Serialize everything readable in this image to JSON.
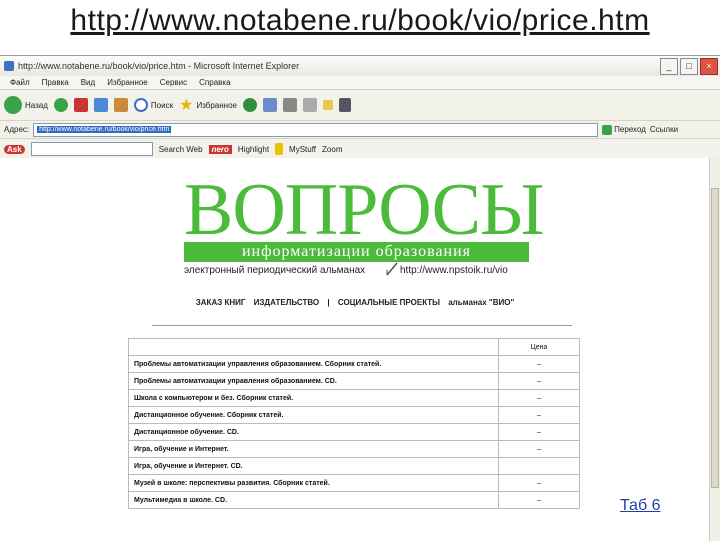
{
  "slide": {
    "title": "http://www.notabene.ru/book/vio/price.htm",
    "footer_link": "Таб 6"
  },
  "browser": {
    "window_title": "http://www.notabene.ru/book/vio/price.htm - Microsoft Internet Explorer",
    "menu": [
      "Файл",
      "Правка",
      "Вид",
      "Избранное",
      "Сервис",
      "Справка"
    ],
    "toolbar": {
      "back": "Назад",
      "search": "Поиск",
      "favorites": "Избранное"
    },
    "address": {
      "label": "Адрес:",
      "value": "http://www.notabene.ru/book/vio/price.htm",
      "go": "Переход",
      "links": "Ссылки"
    },
    "linksbar": {
      "ask": "Ask",
      "search": "Search Web",
      "highlight": "Highlight",
      "mystuff": "MyStuff",
      "zoom": "Zoom",
      "nero": "nero"
    }
  },
  "page": {
    "logo": {
      "title": "ВОПРОСЫ",
      "band": "информатизации образования",
      "subtitle": "электронный периодический альманах",
      "url": "http://www.npstoik.ru/vio"
    },
    "nav": [
      "ЗАКАЗ КНИГ",
      "ИЗДАТЕЛЬСТВО",
      "|",
      "СОЦИАЛЬНЫЕ ПРОЕКТЫ",
      "альманах \"ВИО\""
    ],
    "table": {
      "header_price": "Цена",
      "rows": [
        {
          "name": "Проблемы автоматизации управления образованием. Сборник статей.",
          "price": "–"
        },
        {
          "name": "Проблемы автоматизации управления образованием. CD.",
          "price": "–"
        },
        {
          "name": "Школа с компьютером и без. Сборник статей.",
          "price": "–"
        },
        {
          "name": "Дистанционное обучение. Сборник статей.",
          "price": "–"
        },
        {
          "name": "Дистанционное обучение. CD.",
          "price": "–"
        },
        {
          "name": "Игра, обучение и Интернет.",
          "price": "–"
        },
        {
          "name": "Игра, обучение и Интернет. CD.",
          "price": ""
        },
        {
          "name": "Музей в школе: перспективы развития. Сборник статей.",
          "price": "–"
        },
        {
          "name": "Мультимедиа в школе. CD.",
          "price": "–"
        }
      ]
    }
  },
  "colors": {
    "logo_green": "#4cba3b",
    "link_blue": "#1f3fa8"
  }
}
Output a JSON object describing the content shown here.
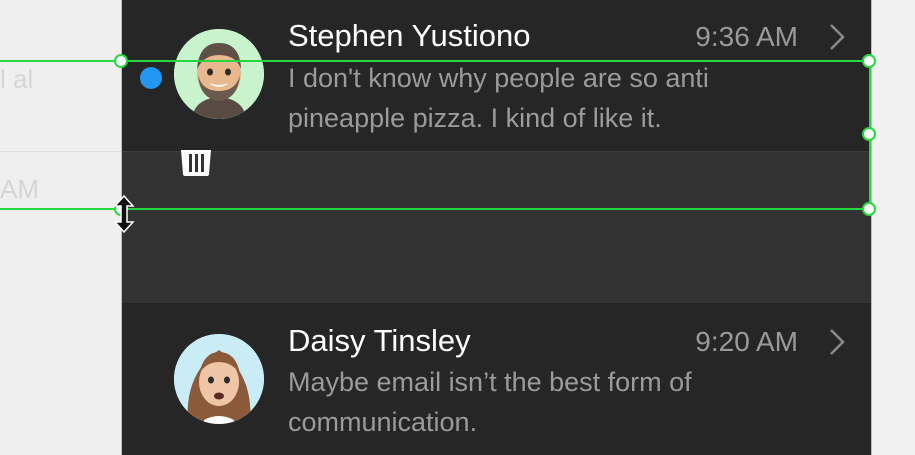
{
  "background": {
    "left_fragments": [
      "l al",
      "AM"
    ]
  },
  "messages": [
    {
      "name": "Stephen Yustiono",
      "time": "9:36 AM",
      "preview_line1": "I don't know why people are so anti",
      "preview_line2": "pineapple pizza. I kind of like it.",
      "unread": true,
      "avatar": "memoji-man-avatar"
    },
    {
      "name": "Daisy Tinsley",
      "time": "9:20 AM",
      "preview_line1": "Maybe email isn’t the best form of",
      "preview_line2": "communication.",
      "unread": false,
      "avatar": "memoji-woman-avatar"
    }
  ],
  "icons": {
    "unread": "unread-dot-icon",
    "chevron": "chevron-right-icon",
    "delete": "trash-icon",
    "cursor": "resize-vertical-cursor-icon"
  },
  "colors": {
    "unread_dot": "#2196f3",
    "selection": "#27d640",
    "row_bg": "#262626",
    "action_bg": "#333333"
  }
}
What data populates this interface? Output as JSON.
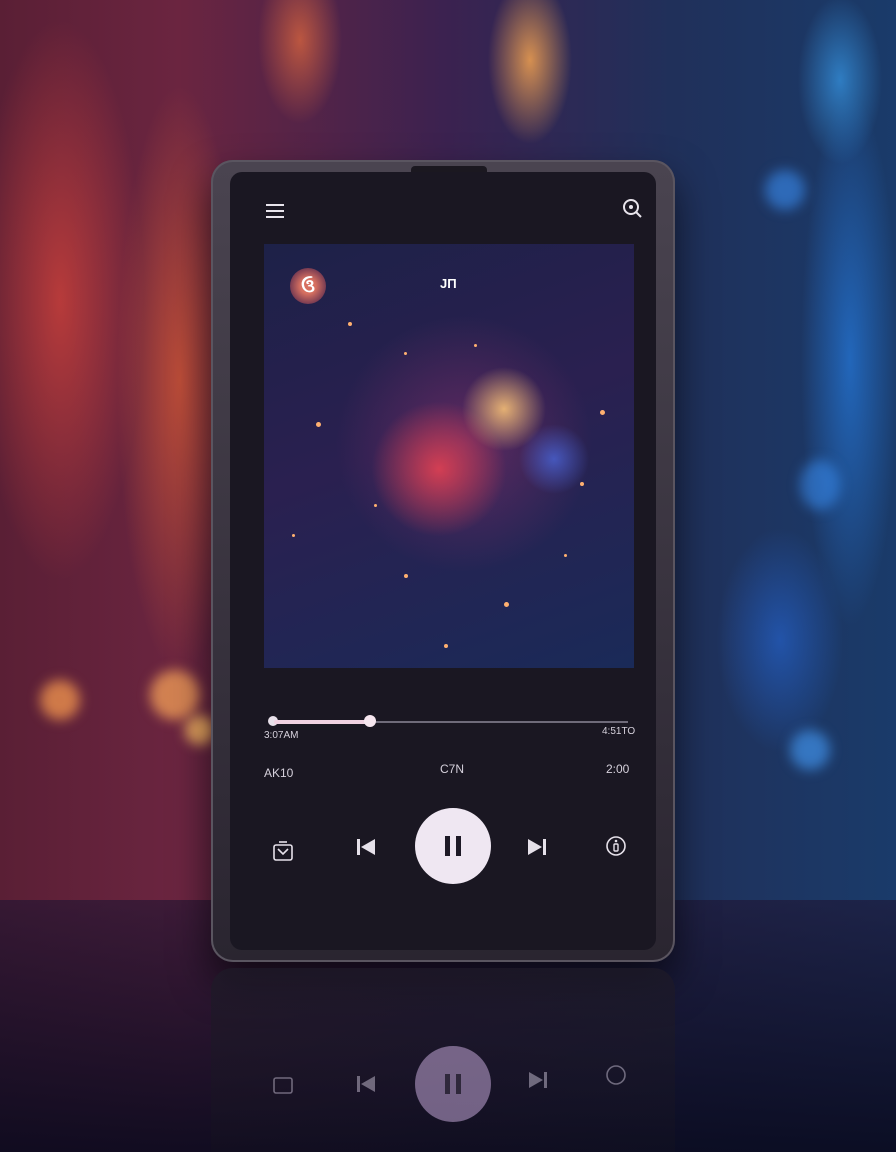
{
  "player": {
    "art_tag": "JΠ",
    "progress_fraction": 0.27,
    "time_left_label": "3:07AM",
    "time_right_label": "4:51TO",
    "info_left": "AK10",
    "info_center": "C7N",
    "info_right": "2:00",
    "state": "playing"
  },
  "icons": {
    "menu": "menu-icon",
    "search": "search-icon",
    "queue": "queue-icon",
    "previous": "skip-previous-icon",
    "pause": "pause-icon",
    "next": "skip-next-icon",
    "info": "info-icon"
  },
  "colors": {
    "accent": "#f1d2e2",
    "screen_bg": "#1a1722",
    "play_button": "#efe7f2"
  }
}
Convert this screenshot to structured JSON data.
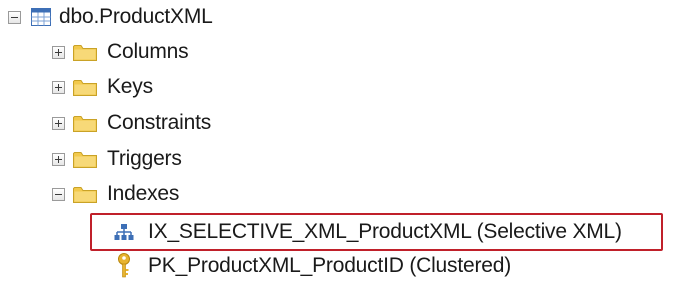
{
  "tree": {
    "root": {
      "label": "dbo.ProductXML",
      "icon": "table-icon",
      "state": "expanded"
    },
    "folders": [
      {
        "label": "Columns",
        "icon": "folder-icon",
        "state": "collapsed"
      },
      {
        "label": "Keys",
        "icon": "folder-icon",
        "state": "collapsed"
      },
      {
        "label": "Constraints",
        "icon": "folder-icon",
        "state": "collapsed"
      },
      {
        "label": "Triggers",
        "icon": "folder-icon",
        "state": "collapsed"
      },
      {
        "label": "Indexes",
        "icon": "folder-icon",
        "state": "expanded"
      }
    ],
    "indexes": [
      {
        "label": "IX_SELECTIVE_XML_ProductXML (Selective XML)",
        "icon": "index-icon",
        "highlighted": true
      },
      {
        "label": "PK_ProductXML_ProductID (Clustered)",
        "icon": "key-icon",
        "highlighted": false
      }
    ]
  },
  "colors": {
    "highlight_border": "#c0202a",
    "folder": "#f2c94c",
    "table_icon": "#3d6fb6"
  }
}
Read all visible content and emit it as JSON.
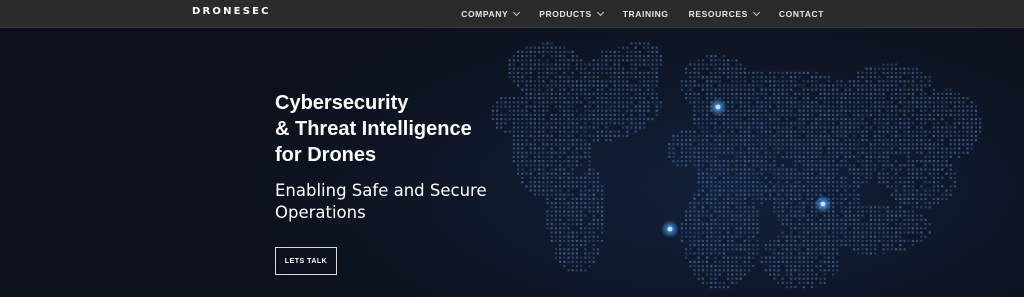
{
  "brand": {
    "logo_text": "DRONESEC"
  },
  "nav": {
    "items": [
      {
        "label": "COMPANY",
        "dropdown": true
      },
      {
        "label": "PRODUCTS",
        "dropdown": true
      },
      {
        "label": "TRAINING",
        "dropdown": false
      },
      {
        "label": "RESOURCES",
        "dropdown": true
      },
      {
        "label": "CONTACT",
        "dropdown": false
      }
    ]
  },
  "hero": {
    "headline_lines": [
      "Cybersecurity",
      "& Threat Intelligence",
      "for Drones"
    ],
    "subtitle_lines": [
      "Enabling Safe and Secure",
      "Operations"
    ],
    "cta_label": "LETS TALK"
  },
  "colors": {
    "nav_background": "#2b2b2c",
    "hero_background": "#0d1320",
    "map_dot": "#3c5f8f",
    "glow": "#4aa8ff"
  }
}
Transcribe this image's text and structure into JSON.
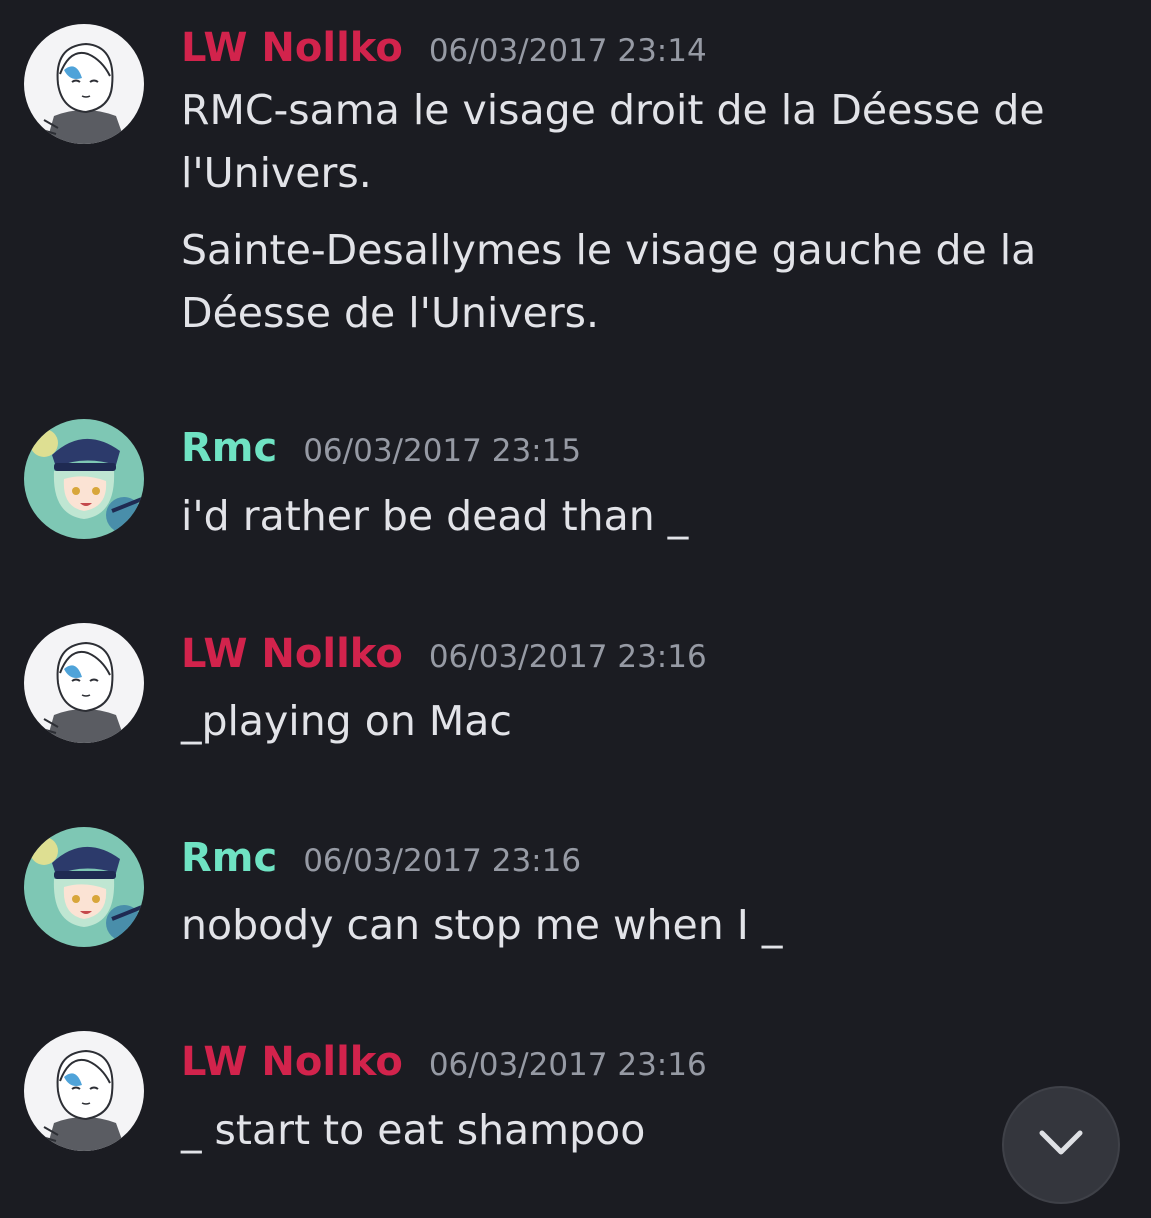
{
  "colors": {
    "background": "#1b1c22",
    "author_lw": "#d2234c",
    "author_rmc": "#6fe3c3",
    "timestamp": "#969aa4",
    "text": "#e2e3e8",
    "scroll_button": "#34363d"
  },
  "messages": [
    {
      "author": "LW Nollko",
      "timestamp": "06/03/2017 23:14",
      "avatar": "sketch-girl-avatar",
      "paragraphs": [
        "RMC-sama le visage droit de la Déesse de l'Univers.",
        "Sainte-Desallymes le visage gauche de la Déesse de l'Univers."
      ]
    },
    {
      "author": "Rmc",
      "timestamp": "06/03/2017 23:15",
      "avatar": "anime-girl-cap-avatar",
      "paragraphs": [
        "i'd rather be dead than _"
      ]
    },
    {
      "author": "LW Nollko",
      "timestamp": "06/03/2017 23:16",
      "avatar": "sketch-girl-avatar",
      "paragraphs": [
        "_playing on Mac"
      ]
    },
    {
      "author": "Rmc",
      "timestamp": "06/03/2017 23:16",
      "avatar": "anime-girl-cap-avatar",
      "paragraphs": [
        "nobody can stop me when I _"
      ]
    },
    {
      "author": "LW Nollko",
      "timestamp": "06/03/2017 23:16",
      "avatar": "sketch-girl-avatar",
      "paragraphs": [
        "_ start to eat shampoo"
      ]
    }
  ],
  "scroll_to_bottom": {
    "icon": "chevron-down-icon"
  }
}
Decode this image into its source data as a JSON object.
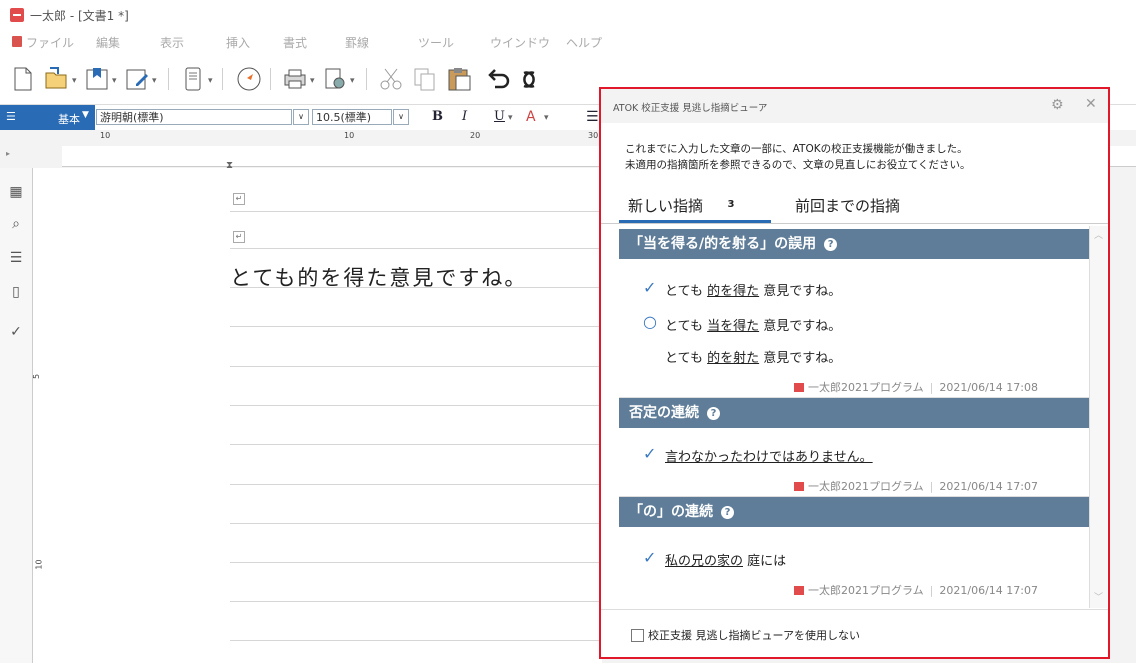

-- Goal of the exercise --
Each line in the data that holds the string "highlighted" should be found and copied.

-- Exercise answer --
        "highlighted": true
        "highlighted": false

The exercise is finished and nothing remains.